§ **Required work**: Lines containing the word "marker" are the ones to copy from the records below.

--- BEGIN The input ---

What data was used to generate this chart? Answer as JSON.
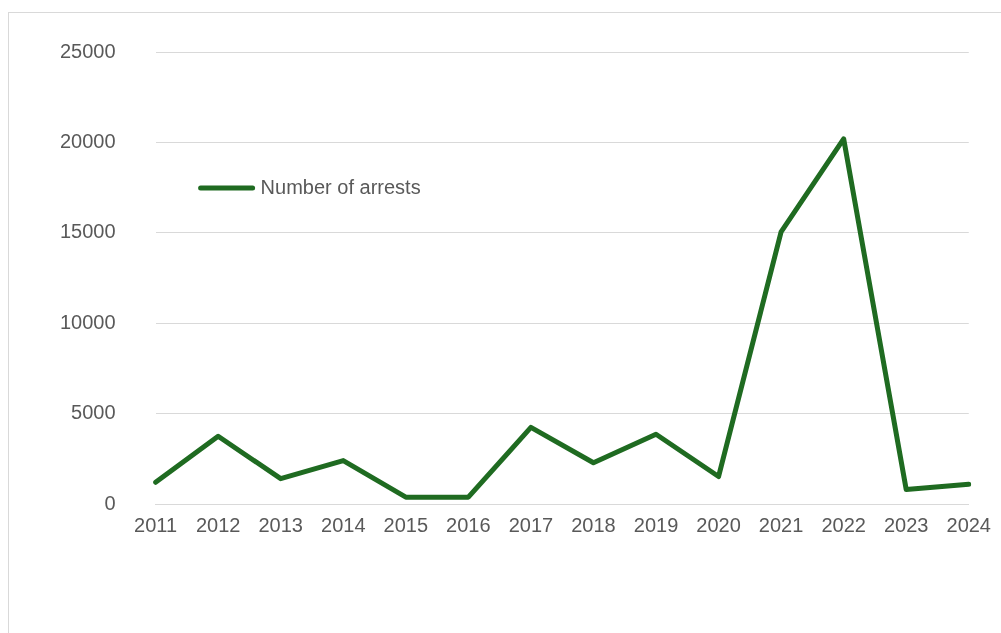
{
  "chart_data": {
    "type": "line",
    "categories": [
      "2011",
      "2012",
      "2013",
      "2014",
      "2015",
      "2016",
      "2017",
      "2018",
      "2019",
      "2020",
      "2021",
      "2022",
      "2023",
      "2024"
    ],
    "series": [
      {
        "name": "Number of arrests",
        "color": "#1f6b21",
        "values": [
          1200,
          3750,
          1400,
          2400,
          380,
          380,
          4240,
          2280,
          3860,
          1520,
          15050,
          20200,
          800,
          1090
        ]
      }
    ],
    "ylim": [
      0,
      25000
    ],
    "yticks": [
      0,
      5000,
      10000,
      15000,
      20000,
      25000
    ],
    "grid": "y",
    "legend": "top left",
    "marker": "none",
    "line_style": "solid"
  }
}
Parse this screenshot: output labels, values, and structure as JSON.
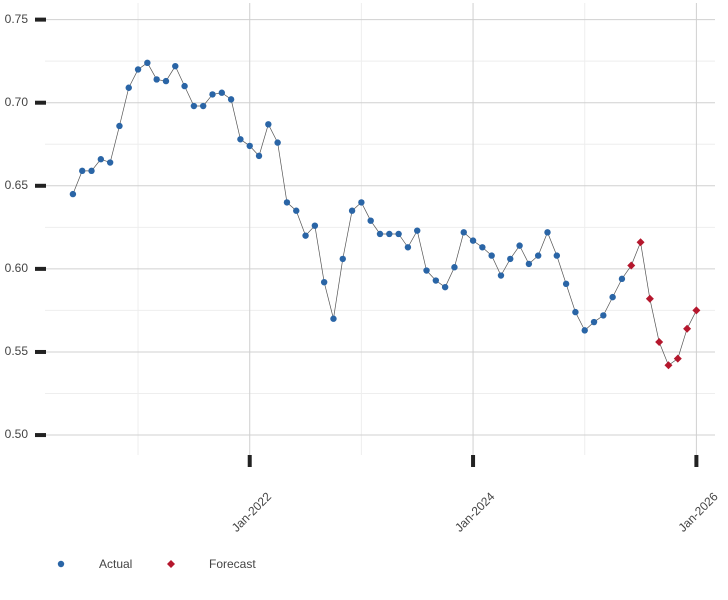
{
  "chart_data": {
    "type": "line",
    "series": [
      {
        "name": "Actual",
        "color": "#2a65a6",
        "marker": "circle",
        "x": [
          "2020-06",
          "2020-07",
          "2020-08",
          "2020-09",
          "2020-10",
          "2020-11",
          "2020-12",
          "2021-01",
          "2021-02",
          "2021-03",
          "2021-04",
          "2021-05",
          "2021-06",
          "2021-07",
          "2021-08",
          "2021-09",
          "2021-10",
          "2021-11",
          "2021-12",
          "2022-01",
          "2022-02",
          "2022-03",
          "2022-04",
          "2022-05",
          "2022-06",
          "2022-07",
          "2022-08",
          "2022-09",
          "2022-10",
          "2022-11",
          "2022-12",
          "2023-01",
          "2023-02",
          "2023-03",
          "2023-04",
          "2023-05",
          "2023-06",
          "2023-07",
          "2023-08",
          "2023-09",
          "2023-10",
          "2023-11",
          "2023-12",
          "2024-01",
          "2024-02",
          "2024-03",
          "2024-04",
          "2024-05",
          "2024-06",
          "2024-07",
          "2024-08",
          "2024-09",
          "2024-10",
          "2024-11",
          "2024-12",
          "2025-01",
          "2025-02",
          "2025-03",
          "2025-04",
          "2025-05"
        ],
        "values": [
          0.645,
          0.659,
          0.659,
          0.666,
          0.664,
          0.686,
          0.709,
          0.72,
          0.724,
          0.714,
          0.713,
          0.722,
          0.71,
          0.698,
          0.698,
          0.705,
          0.706,
          0.702,
          0.678,
          0.674,
          0.668,
          0.687,
          0.676,
          0.64,
          0.635,
          0.62,
          0.626,
          0.592,
          0.57,
          0.606,
          0.635,
          0.64,
          0.629,
          0.621,
          0.621,
          0.621,
          0.613,
          0.623,
          0.599,
          0.593,
          0.589,
          0.601,
          0.622,
          0.617,
          0.613,
          0.608,
          0.596,
          0.606,
          0.614,
          0.603,
          0.608,
          0.622,
          0.608,
          0.591,
          0.574,
          0.563,
          0.568,
          0.572,
          0.583,
          0.594
        ]
      },
      {
        "name": "Forecast",
        "color": "#b5172d",
        "marker": "diamond",
        "x": [
          "2025-06",
          "2025-07",
          "2025-08",
          "2025-09",
          "2025-10",
          "2025-11",
          "2025-12",
          "2026-01"
        ],
        "values": [
          0.602,
          0.616,
          0.582,
          0.556,
          0.542,
          0.546,
          0.564,
          0.575
        ]
      }
    ],
    "xlim": [
      "2020-03",
      "2026-03"
    ],
    "xticks": [
      {
        "value": "2022-01",
        "label": "Jan-2022"
      },
      {
        "value": "2024-01",
        "label": "Jan-2024"
      },
      {
        "value": "2026-01",
        "label": "Jan-2026"
      }
    ],
    "x_minor_ticks": [
      "2021-01",
      "2023-01",
      "2025-01"
    ],
    "ylim": [
      0.488,
      0.76
    ],
    "yticks": [
      {
        "value": 0.5,
        "label": "0.50"
      },
      {
        "value": 0.55,
        "label": "0.55"
      },
      {
        "value": 0.6,
        "label": "0.60"
      },
      {
        "value": 0.65,
        "label": "0.65"
      },
      {
        "value": 0.7,
        "label": "0.70"
      },
      {
        "value": 0.75,
        "label": "0.75"
      }
    ],
    "y_minor_ticks": [
      0.525,
      0.575,
      0.625,
      0.675,
      0.725
    ],
    "grid": true,
    "legend": "bottom-left"
  }
}
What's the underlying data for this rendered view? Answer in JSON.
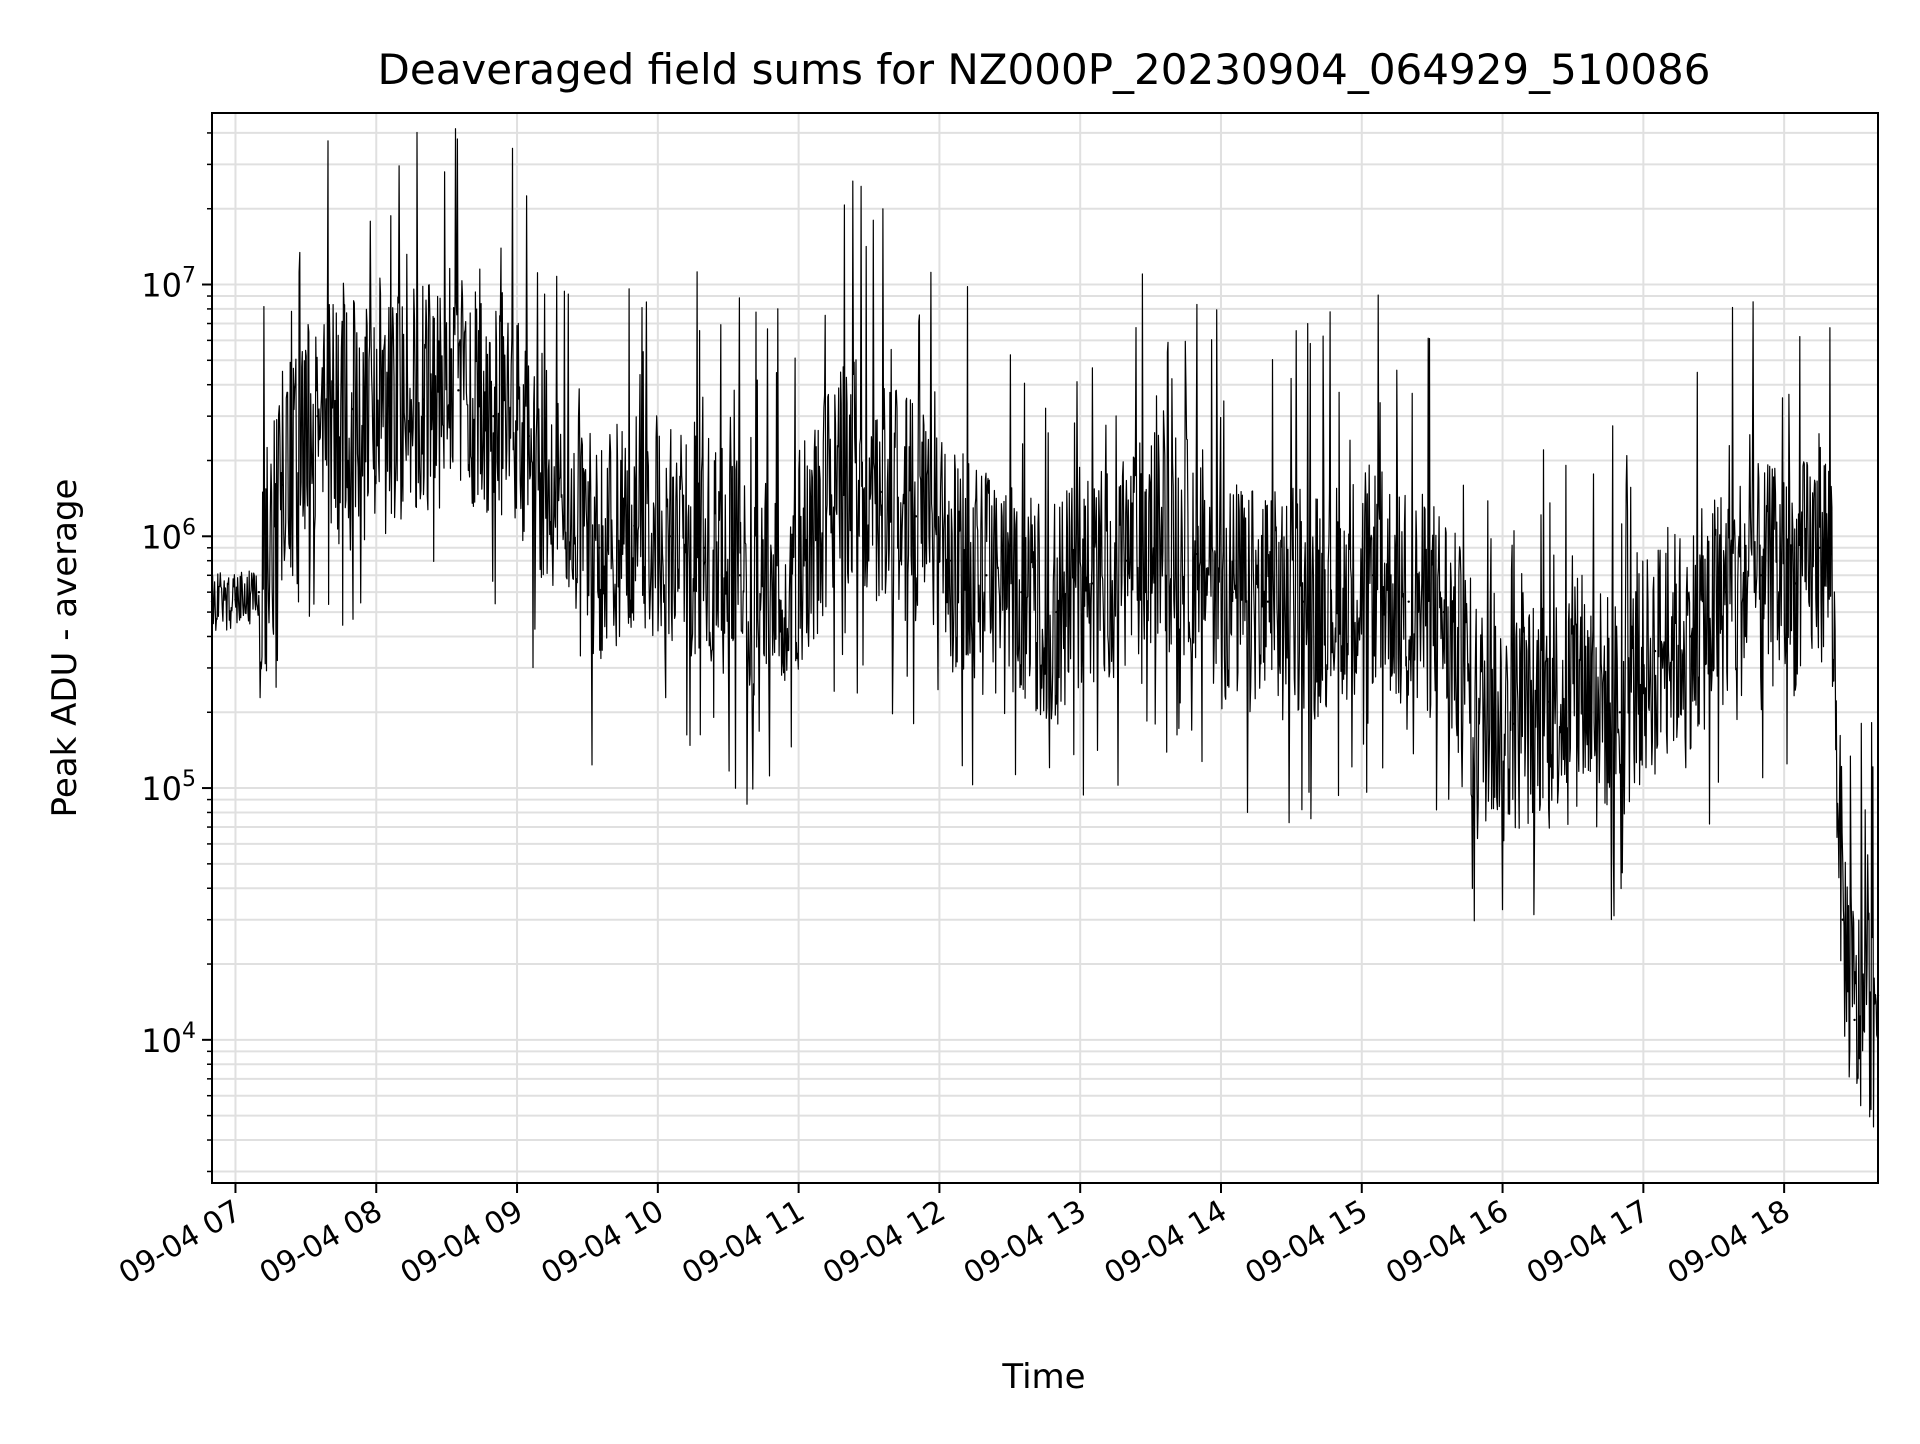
{
  "chart_data": {
    "type": "line",
    "title": "Deaveraged field sums for NZ000P_20230904_064929_510086",
    "xlabel": "Time",
    "ylabel": "Peak ADU - average",
    "xscale": "time",
    "yscale": "log",
    "xlim": [
      "2023-09-04 06:50",
      "2023-09-04 18:40"
    ],
    "ylim": [
      2700,
      48000000
    ],
    "grid": true,
    "legend": "none",
    "line_color": "#000000",
    "grid_color": "#e0e0e0",
    "x_ticks": [
      {
        "t": "2023-09-04 07:00",
        "label": "09-04 07"
      },
      {
        "t": "2023-09-04 08:00",
        "label": "09-04 08"
      },
      {
        "t": "2023-09-04 09:00",
        "label": "09-04 09"
      },
      {
        "t": "2023-09-04 10:00",
        "label": "09-04 10"
      },
      {
        "t": "2023-09-04 11:00",
        "label": "09-04 11"
      },
      {
        "t": "2023-09-04 12:00",
        "label": "09-04 12"
      },
      {
        "t": "2023-09-04 13:00",
        "label": "09-04 13"
      },
      {
        "t": "2023-09-04 14:00",
        "label": "09-04 14"
      },
      {
        "t": "2023-09-04 15:00",
        "label": "09-04 15"
      },
      {
        "t": "2023-09-04 16:00",
        "label": "09-04 16"
      },
      {
        "t": "2023-09-04 17:00",
        "label": "09-04 17"
      },
      {
        "t": "2023-09-04 18:00",
        "label": "09-04 18"
      }
    ],
    "y_ticks": [
      {
        "value": 10000,
        "base": "10",
        "exp": "4"
      },
      {
        "value": 100000,
        "base": "10",
        "exp": "5"
      },
      {
        "value": 1000000,
        "base": "10",
        "exp": "6"
      },
      {
        "value": 10000000,
        "base": "10",
        "exp": "7"
      }
    ],
    "series": [
      {
        "x": [
          "2023-09-04 06:50",
          "2023-09-04 07:00",
          "2023-09-04 07:10",
          "2023-09-04 07:20",
          "2023-09-04 07:35",
          "2023-09-04 07:50",
          "2023-09-04 08:05",
          "2023-09-04 08:20",
          "2023-09-04 08:35",
          "2023-09-04 08:50",
          "2023-09-04 09:05",
          "2023-09-04 09:20",
          "2023-09-04 09:35",
          "2023-09-04 09:50",
          "2023-09-04 10:05",
          "2023-09-04 10:20",
          "2023-09-04 10:35",
          "2023-09-04 10:50",
          "2023-09-04 11:05",
          "2023-09-04 11:20",
          "2023-09-04 11:35",
          "2023-09-04 11:50",
          "2023-09-04 12:05",
          "2023-09-04 12:20",
          "2023-09-04 12:35",
          "2023-09-04 12:50",
          "2023-09-04 13:05",
          "2023-09-04 13:20",
          "2023-09-04 13:35",
          "2023-09-04 13:50",
          "2023-09-04 14:05",
          "2023-09-04 14:20",
          "2023-09-04 14:35",
          "2023-09-04 14:50",
          "2023-09-04 15:05",
          "2023-09-04 15:20",
          "2023-09-04 15:35",
          "2023-09-04 15:50",
          "2023-09-04 16:05",
          "2023-09-04 16:20",
          "2023-09-04 16:35",
          "2023-09-04 16:50",
          "2023-09-04 17:05",
          "2023-09-04 17:20",
          "2023-09-04 17:35",
          "2023-09-04 17:50",
          "2023-09-04 18:05",
          "2023-09-04 18:15",
          "2023-09-04 18:20",
          "2023-09-04 18:25",
          "2023-09-04 18:30",
          "2023-09-04 18:40"
        ],
        "values": [
          550000,
          560000,
          600000,
          1600000,
          3000000,
          3200000,
          3300000,
          3500000,
          3800000,
          3000000,
          2500000,
          1200000,
          900000,
          1100000,
          1000000,
          900000,
          700000,
          600000,
          1000000,
          2000000,
          1500000,
          1200000,
          800000,
          700000,
          600000,
          500000,
          650000,
          800000,
          1000000,
          850000,
          600000,
          550000,
          550000,
          600000,
          700000,
          550000,
          500000,
          200000,
          180000,
          220000,
          250000,
          200000,
          350000,
          400000,
          600000,
          700000,
          650000,
          900000,
          850000,
          30000,
          12000,
          15000
        ]
      }
    ]
  }
}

--- END The input ---

§ **Solution to this problem**:
    "marker": "none",
        "marker": "circle",
        "marker": "diamond",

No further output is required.